» Texte fourni:
+++++

La législation du Danemark a toujours l’une des plus souples d’Europe en matière de liberté d’expression. Mais à la suite de la réaction d’un certain nombre de pays du Moyen-Orient, le nouveau gouvernement social-démocrate de Copenhague s’apprête à réprimer la liberté d’expression.

Qu’est-ce qui est le plus important ? La liberté d’expression des citoyens danois ou le désir de mettre fin à l’indignation suscitée à l’étranger par l’autodafé du Coran ?

C’est le dilemme auquel était confronté le gouvernement danois il y a quelques semaines, jusqu’à ce qu’il décide d’opter pour la seconde solution, et d’affaiblir les lois sur la liberté d’expression au Danemark.

Cette décision fait suite aux réactions négatives de plusieurs pays de l’OCI (Organisation de la conférence islamique) après que le Coran a été brûlé au Danemark et en Suède. Si brûler le Coran n’a rien de nouveau – il s’agit même d’une forme courante de protestation de la part des opposants à l’immigration au Danemark – la réaction du gouvernement est très différente aujourd’hui de ce qu’elle a été par le passé.

Historiquement, le gouvernement danois a été un ardent défenseur des lois nationales sur la liberté d’expression.

L’exemple le plus marquant de cette attitude remonte à 2005, lorsque le Danemark a subi les foudres de l’étranger après qu’un journal danois a publié des dessins satiriques du prophète Mahomet. À l’époque, le gouvernement libéral, dont faisaient partie de nombreux ministres actuels, a tenu bon face à cette réaction.

L’ancien Premier ministre, Anders Fogh Rasmussen, aurait déclaré :

« Il s’agit depuis le début d’une question de liberté d’expression. La liberté d’expression est menacée. »

Cette déclaration contraste fortement avec l’approche du gouvernement actuel qui, dans une déclaration à la presse, a indiqué qu’il étudierait la possibilité d’intervenir dans des situations où « d’autres pays, cultures et religions sont insultés et où cela pourrait avoir des conséquences négatives importantes pour le Danemark ».

Suite à la publication de cette déclaration à la presse, le gouvernement a rapidement rencontré l’opposition de la plupart des partis d’opposition, qui ont critiqué ses actions. Morten Messerschmidt, le chef du Parti du peuple danois, s’est rendu sur Twitter pour déclarer ce qui suit :

Tout d’abord, le gouvernement a supprimé la Grande Journée de Prière. Pour les Danois, les sentiments à l’égard du christianisme étaient moins importants que l’utilité et l’approvisionnement en main-d’œuvre. Le gouvernement a ensuite commencé à restreindre la liberté d’expression. Car les sentiments des… pays musulmans étaient très, très importants pour la réputation du Danemark. Il y a en effet quelque chose qui ne va pas au Danemark.

+++++

» Tâches à réaliser:
1 > D'après le texte fourni, en quelle année un journal danois a-t-il publié des dessins satiriques du prophète Mahomet ?
2 > Modifie le passage du texte fourni qui s'ouvre sur les mots « C’est le dilemme » et se ferme sur « par le passé. » en y remplaçant « dilemme » par « casse-tête ».

+++++

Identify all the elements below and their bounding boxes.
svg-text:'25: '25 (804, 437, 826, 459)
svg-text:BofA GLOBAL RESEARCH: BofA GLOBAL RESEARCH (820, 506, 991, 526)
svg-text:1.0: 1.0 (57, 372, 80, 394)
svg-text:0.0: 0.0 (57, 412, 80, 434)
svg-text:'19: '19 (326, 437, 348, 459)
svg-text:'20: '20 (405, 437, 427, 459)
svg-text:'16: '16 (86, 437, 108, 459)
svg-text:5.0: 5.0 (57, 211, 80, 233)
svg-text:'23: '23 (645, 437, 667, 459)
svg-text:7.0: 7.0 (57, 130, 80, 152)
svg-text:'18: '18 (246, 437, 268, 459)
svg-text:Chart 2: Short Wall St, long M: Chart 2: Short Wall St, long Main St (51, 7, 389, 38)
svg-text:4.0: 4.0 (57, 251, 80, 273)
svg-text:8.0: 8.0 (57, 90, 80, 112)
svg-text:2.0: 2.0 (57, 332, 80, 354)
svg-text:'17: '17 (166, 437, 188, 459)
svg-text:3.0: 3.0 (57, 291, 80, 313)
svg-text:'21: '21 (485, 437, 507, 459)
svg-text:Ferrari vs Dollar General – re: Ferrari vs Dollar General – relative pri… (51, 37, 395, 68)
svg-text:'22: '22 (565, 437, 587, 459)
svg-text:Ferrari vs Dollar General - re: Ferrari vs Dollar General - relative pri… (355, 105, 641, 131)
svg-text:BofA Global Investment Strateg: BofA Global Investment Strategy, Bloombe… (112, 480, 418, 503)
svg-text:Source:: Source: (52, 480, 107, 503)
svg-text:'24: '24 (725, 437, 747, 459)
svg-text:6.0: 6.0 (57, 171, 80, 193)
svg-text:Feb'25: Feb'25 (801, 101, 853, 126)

+++++

» Résultats par tâche:
1 > En 2005.

2 >
C’est le casse-tête auquel était confronté le gouvernement danois il y a quelques semaines, jusqu’à ce qu’il décide d’opter pour la seconde solution, et d’affaiblir les lois sur la liberté d’expression au Danemark.

Cette décision fait suite aux réactions négatives de plusieurs pays de l’OCI (Organisation de la conférence islamique) après que le Coran a été brûlé au Danemark et en Suède. Si brûler le Coran n’a rien de nouveau – il s’agit même d’une forme courante de protestation de la part des opposants à l’immigration au Danemark – la réaction du gouvernement est très différente aujourd’hui de ce qu’elle a été par le passé.